[Short exercise] Copy out all lines in the data below containing the string "пространство".

__________________________________________________

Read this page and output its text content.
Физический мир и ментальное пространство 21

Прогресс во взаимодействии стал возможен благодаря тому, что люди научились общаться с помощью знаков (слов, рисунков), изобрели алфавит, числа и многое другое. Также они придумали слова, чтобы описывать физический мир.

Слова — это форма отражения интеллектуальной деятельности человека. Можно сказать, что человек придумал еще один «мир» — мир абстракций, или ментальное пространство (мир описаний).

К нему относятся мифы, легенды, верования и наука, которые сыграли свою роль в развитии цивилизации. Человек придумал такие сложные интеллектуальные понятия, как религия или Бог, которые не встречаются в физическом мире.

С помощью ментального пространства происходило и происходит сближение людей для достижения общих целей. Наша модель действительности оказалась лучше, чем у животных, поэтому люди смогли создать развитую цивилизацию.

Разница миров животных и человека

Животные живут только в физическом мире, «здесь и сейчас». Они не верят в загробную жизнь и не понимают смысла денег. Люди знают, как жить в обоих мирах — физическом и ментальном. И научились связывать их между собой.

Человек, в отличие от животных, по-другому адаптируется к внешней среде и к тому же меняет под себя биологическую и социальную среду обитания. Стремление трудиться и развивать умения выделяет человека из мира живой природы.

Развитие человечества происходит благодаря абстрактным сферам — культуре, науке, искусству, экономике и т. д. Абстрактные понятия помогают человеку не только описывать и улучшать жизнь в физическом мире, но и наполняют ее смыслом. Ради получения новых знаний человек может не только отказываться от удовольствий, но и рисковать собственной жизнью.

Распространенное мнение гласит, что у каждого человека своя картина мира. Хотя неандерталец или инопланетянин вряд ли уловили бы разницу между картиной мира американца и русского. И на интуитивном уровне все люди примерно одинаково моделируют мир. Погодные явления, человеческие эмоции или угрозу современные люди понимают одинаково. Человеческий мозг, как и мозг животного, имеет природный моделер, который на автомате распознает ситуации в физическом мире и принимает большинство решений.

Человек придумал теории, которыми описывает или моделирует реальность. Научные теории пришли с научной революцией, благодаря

__________________________________________________

[Response to this task]
Физический мир и ментальное пространство 21
Слова — это форма отражения интеллектуальной деятельности человека. Можно сказать, что человек придумал еще один «мир» — мир абстракций, или ментальное пространство (мир описаний).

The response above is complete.